%%

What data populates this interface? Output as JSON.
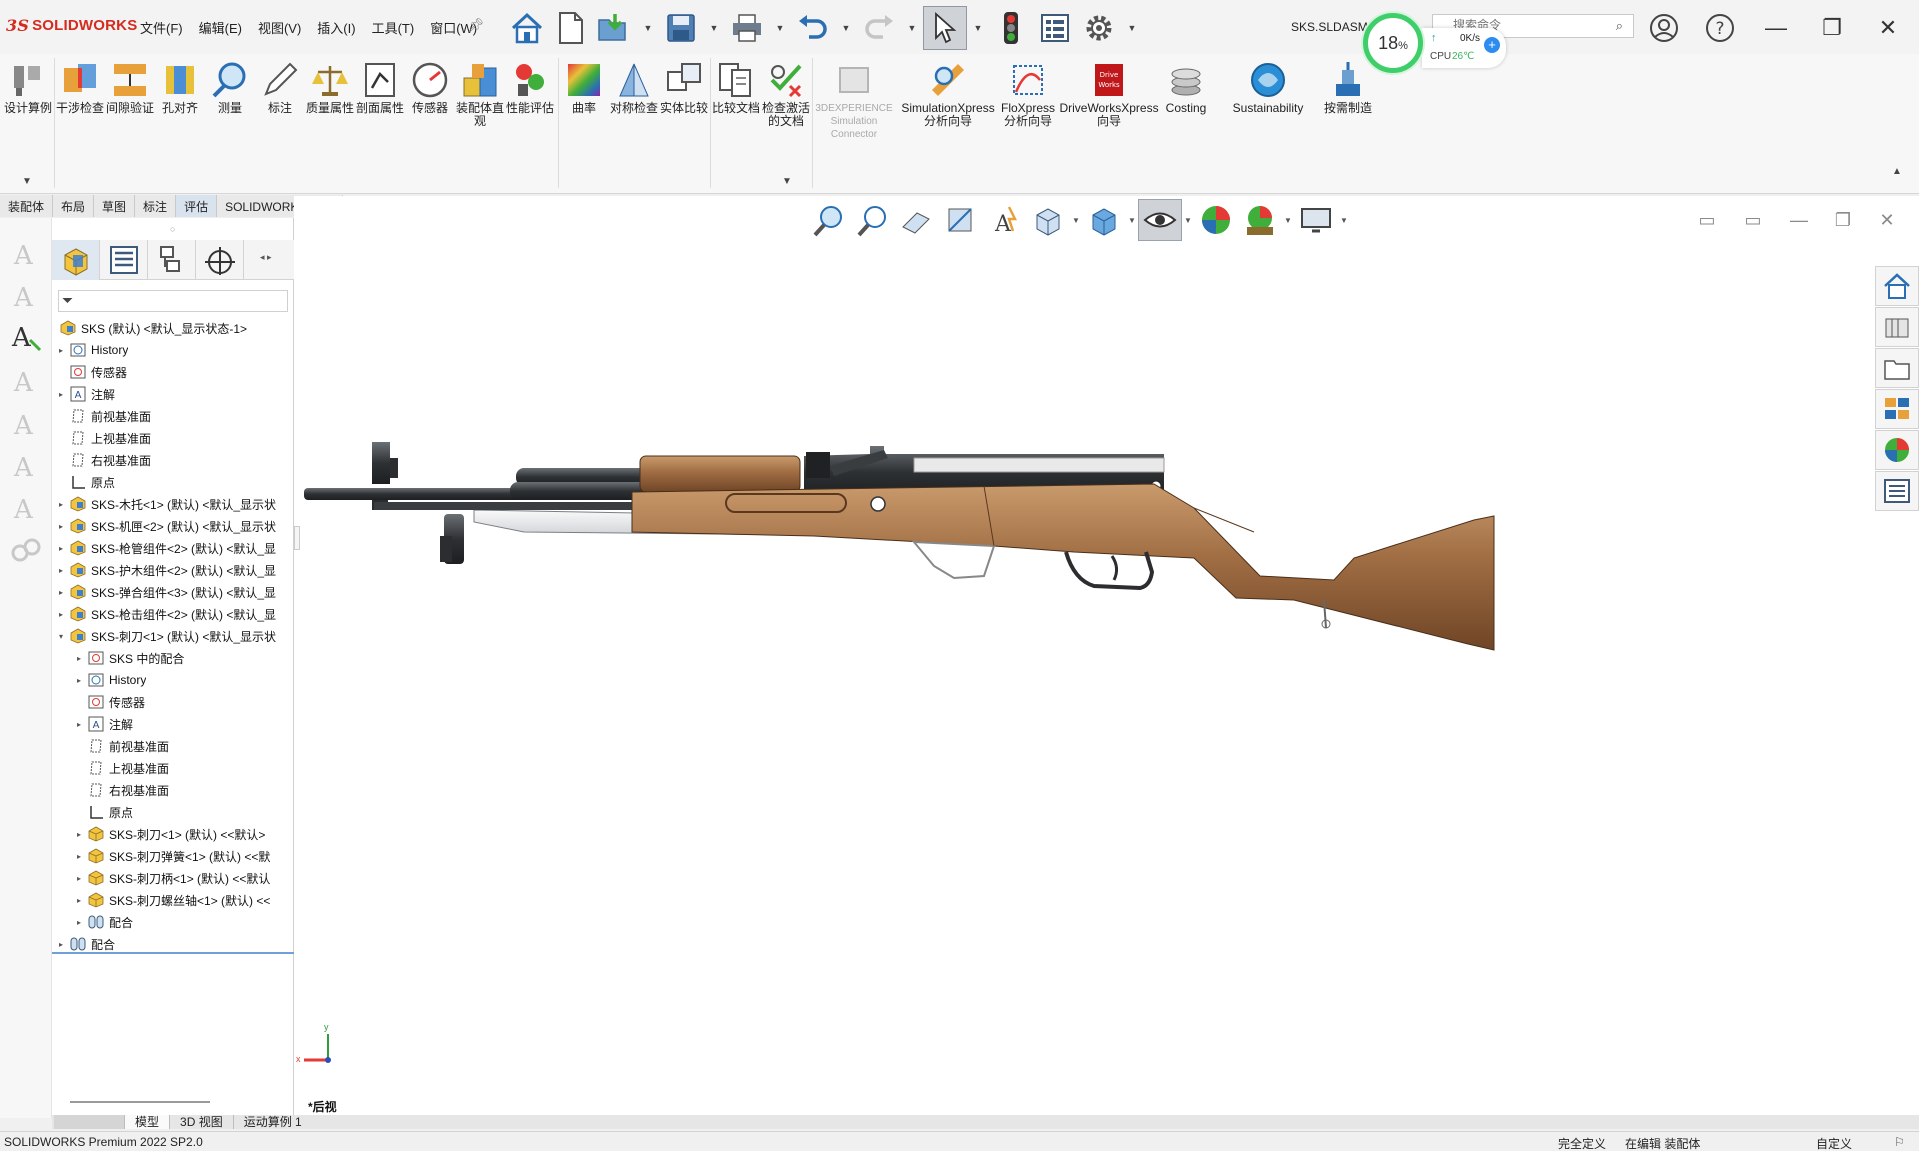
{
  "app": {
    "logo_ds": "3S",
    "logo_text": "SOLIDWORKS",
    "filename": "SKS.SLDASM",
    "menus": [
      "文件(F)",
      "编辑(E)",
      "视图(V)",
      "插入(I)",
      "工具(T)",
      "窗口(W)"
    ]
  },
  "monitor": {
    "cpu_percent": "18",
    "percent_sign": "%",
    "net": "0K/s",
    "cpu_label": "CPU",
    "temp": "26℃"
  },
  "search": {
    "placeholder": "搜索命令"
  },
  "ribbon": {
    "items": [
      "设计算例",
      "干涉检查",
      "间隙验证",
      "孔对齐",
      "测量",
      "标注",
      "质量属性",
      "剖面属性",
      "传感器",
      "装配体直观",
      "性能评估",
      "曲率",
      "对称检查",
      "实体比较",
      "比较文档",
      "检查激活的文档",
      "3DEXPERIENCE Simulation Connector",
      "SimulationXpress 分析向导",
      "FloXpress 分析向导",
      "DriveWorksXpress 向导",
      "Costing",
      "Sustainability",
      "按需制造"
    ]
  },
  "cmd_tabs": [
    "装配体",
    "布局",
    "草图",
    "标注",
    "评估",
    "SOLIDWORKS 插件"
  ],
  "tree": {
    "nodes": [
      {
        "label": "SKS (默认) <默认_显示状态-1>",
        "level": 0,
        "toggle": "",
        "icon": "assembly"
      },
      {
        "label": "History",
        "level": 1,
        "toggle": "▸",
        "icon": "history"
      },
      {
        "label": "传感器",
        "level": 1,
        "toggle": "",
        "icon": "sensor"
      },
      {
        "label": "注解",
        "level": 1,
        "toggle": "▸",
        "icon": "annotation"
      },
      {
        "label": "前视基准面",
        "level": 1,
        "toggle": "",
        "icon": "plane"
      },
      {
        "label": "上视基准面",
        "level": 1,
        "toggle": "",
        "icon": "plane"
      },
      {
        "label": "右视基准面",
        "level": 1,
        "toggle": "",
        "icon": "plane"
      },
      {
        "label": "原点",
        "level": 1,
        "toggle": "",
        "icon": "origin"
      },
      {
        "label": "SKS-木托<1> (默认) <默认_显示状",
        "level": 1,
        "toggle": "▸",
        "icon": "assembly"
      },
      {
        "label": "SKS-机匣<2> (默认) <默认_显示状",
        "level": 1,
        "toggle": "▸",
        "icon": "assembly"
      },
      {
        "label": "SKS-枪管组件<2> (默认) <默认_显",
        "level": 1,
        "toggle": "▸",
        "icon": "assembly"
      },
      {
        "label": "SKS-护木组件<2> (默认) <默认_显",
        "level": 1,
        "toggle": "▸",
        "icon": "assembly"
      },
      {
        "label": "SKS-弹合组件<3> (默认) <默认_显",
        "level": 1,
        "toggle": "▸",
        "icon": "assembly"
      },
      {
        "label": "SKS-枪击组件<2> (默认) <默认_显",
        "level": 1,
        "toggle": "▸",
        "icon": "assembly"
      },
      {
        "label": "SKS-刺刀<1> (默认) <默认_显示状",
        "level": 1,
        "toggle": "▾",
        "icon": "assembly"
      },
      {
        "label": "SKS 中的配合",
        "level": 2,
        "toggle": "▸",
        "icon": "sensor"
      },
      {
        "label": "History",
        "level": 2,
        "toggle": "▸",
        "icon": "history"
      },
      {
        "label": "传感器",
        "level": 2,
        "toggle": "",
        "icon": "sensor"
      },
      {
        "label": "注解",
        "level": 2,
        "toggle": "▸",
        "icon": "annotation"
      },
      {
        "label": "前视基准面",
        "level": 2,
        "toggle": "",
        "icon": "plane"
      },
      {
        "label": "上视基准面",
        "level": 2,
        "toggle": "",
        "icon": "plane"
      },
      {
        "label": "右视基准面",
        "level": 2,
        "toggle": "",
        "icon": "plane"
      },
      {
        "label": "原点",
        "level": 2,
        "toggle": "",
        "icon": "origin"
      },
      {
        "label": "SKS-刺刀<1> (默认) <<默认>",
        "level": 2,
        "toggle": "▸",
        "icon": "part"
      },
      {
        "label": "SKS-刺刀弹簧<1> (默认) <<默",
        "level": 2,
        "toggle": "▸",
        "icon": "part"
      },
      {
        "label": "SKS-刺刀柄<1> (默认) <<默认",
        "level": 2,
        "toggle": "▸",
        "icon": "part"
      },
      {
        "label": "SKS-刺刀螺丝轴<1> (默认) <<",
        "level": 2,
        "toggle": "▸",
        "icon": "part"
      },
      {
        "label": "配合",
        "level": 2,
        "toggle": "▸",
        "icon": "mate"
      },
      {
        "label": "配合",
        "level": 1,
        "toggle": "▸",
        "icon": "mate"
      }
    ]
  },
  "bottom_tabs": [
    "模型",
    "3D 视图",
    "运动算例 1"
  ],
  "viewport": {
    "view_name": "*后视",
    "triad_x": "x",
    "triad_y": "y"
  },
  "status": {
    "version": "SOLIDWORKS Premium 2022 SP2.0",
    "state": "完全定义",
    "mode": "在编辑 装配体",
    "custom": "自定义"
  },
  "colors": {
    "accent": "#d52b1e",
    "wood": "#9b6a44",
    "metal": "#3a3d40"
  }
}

%%

* **Short problem**
A faithful copy of the records above is needed, with the pictures left out.

* **Answer in full**
What data populates this interface? Output as JSON.
{
  "app": {
    "logo_ds": "3S",
    "logo_text": "SOLIDWORKS",
    "filename": "SKS.SLDASM",
    "menus": [
      "文件(F)",
      "编辑(E)",
      "视图(V)",
      "插入(I)",
      "工具(T)",
      "窗口(W)"
    ]
  },
  "monitor": {
    "cpu_percent": "18",
    "percent_sign": "%",
    "net": "0K/s",
    "cpu_label": "CPU",
    "temp": "26℃"
  },
  "search": {
    "placeholder": "搜索命令"
  },
  "ribbon": {
    "items": [
      "设计算例",
      "干涉检查",
      "间隙验证",
      "孔对齐",
      "测量",
      "标注",
      "质量属性",
      "剖面属性",
      "传感器",
      "装配体直观",
      "性能评估",
      "曲率",
      "对称检查",
      "实体比较",
      "比较文档",
      "检查激活的文档",
      "3DEXPERIENCE Simulation Connector",
      "SimulationXpress 分析向导",
      "FloXpress 分析向导",
      "DriveWorksXpress 向导",
      "Costing",
      "Sustainability",
      "按需制造"
    ]
  },
  "cmd_tabs": [
    "装配体",
    "布局",
    "草图",
    "标注",
    "评估",
    "SOLIDWORKS 插件"
  ],
  "tree": {
    "nodes": [
      {
        "label": "SKS (默认) <默认_显示状态-1>",
        "level": 0,
        "toggle": "",
        "icon": "assembly"
      },
      {
        "label": "History",
        "level": 1,
        "toggle": "▸",
        "icon": "history"
      },
      {
        "label": "传感器",
        "level": 1,
        "toggle": "",
        "icon": "sensor"
      },
      {
        "label": "注解",
        "level": 1,
        "toggle": "▸",
        "icon": "annotation"
      },
      {
        "label": "前视基准面",
        "level": 1,
        "toggle": "",
        "icon": "plane"
      },
      {
        "label": "上视基准面",
        "level": 1,
        "toggle": "",
        "icon": "plane"
      },
      {
        "label": "右视基准面",
        "level": 1,
        "toggle": "",
        "icon": "plane"
      },
      {
        "label": "原点",
        "level": 1,
        "toggle": "",
        "icon": "origin"
      },
      {
        "label": "SKS-木托<1> (默认) <默认_显示状",
        "level": 1,
        "toggle": "▸",
        "icon": "assembly"
      },
      {
        "label": "SKS-机匣<2> (默认) <默认_显示状",
        "level": 1,
        "toggle": "▸",
        "icon": "assembly"
      },
      {
        "label": "SKS-枪管组件<2> (默认) <默认_显",
        "level": 1,
        "toggle": "▸",
        "icon": "assembly"
      },
      {
        "label": "SKS-护木组件<2> (默认) <默认_显",
        "level": 1,
        "toggle": "▸",
        "icon": "assembly"
      },
      {
        "label": "SKS-弹合组件<3> (默认) <默认_显",
        "level": 1,
        "toggle": "▸",
        "icon": "assembly"
      },
      {
        "label": "SKS-枪击组件<2> (默认) <默认_显",
        "level": 1,
        "toggle": "▸",
        "icon": "assembly"
      },
      {
        "label": "SKS-刺刀<1> (默认) <默认_显示状",
        "level": 1,
        "toggle": "▾",
        "icon": "assembly"
      },
      {
        "label": "SKS 中的配合",
        "level": 2,
        "toggle": "▸",
        "icon": "sensor"
      },
      {
        "label": "History",
        "level": 2,
        "toggle": "▸",
        "icon": "history"
      },
      {
        "label": "传感器",
        "level": 2,
        "toggle": "",
        "icon": "sensor"
      },
      {
        "label": "注解",
        "level": 2,
        "toggle": "▸",
        "icon": "annotation"
      },
      {
        "label": "前视基准面",
        "level": 2,
        "toggle": "",
        "icon": "plane"
      },
      {
        "label": "上视基准面",
        "level": 2,
        "toggle": "",
        "icon": "plane"
      },
      {
        "label": "右视基准面",
        "level": 2,
        "toggle": "",
        "icon": "plane"
      },
      {
        "label": "原点",
        "level": 2,
        "toggle": "",
        "icon": "origin"
      },
      {
        "label": "SKS-刺刀<1> (默认) <<默认>",
        "level": 2,
        "toggle": "▸",
        "icon": "part"
      },
      {
        "label": "SKS-刺刀弹簧<1> (默认) <<默",
        "level": 2,
        "toggle": "▸",
        "icon": "part"
      },
      {
        "label": "SKS-刺刀柄<1> (默认) <<默认",
        "level": 2,
        "toggle": "▸",
        "icon": "part"
      },
      {
        "label": "SKS-刺刀螺丝轴<1> (默认) <<",
        "level": 2,
        "toggle": "▸",
        "icon": "part"
      },
      {
        "label": "配合",
        "level": 2,
        "toggle": "▸",
        "icon": "mate"
      },
      {
        "label": "配合",
        "level": 1,
        "toggle": "▸",
        "icon": "mate"
      }
    ]
  },
  "bottom_tabs": [
    "模型",
    "3D 视图",
    "运动算例 1"
  ],
  "viewport": {
    "view_name": "*后视",
    "triad_x": "x",
    "triad_y": "y"
  },
  "status": {
    "version": "SOLIDWORKS Premium 2022 SP2.0",
    "state": "完全定义",
    "mode": "在编辑 装配体",
    "custom": "自定义"
  },
  "colors": {
    "accent": "#d52b1e",
    "wood": "#9b6a44",
    "metal": "#3a3d40"
  }
}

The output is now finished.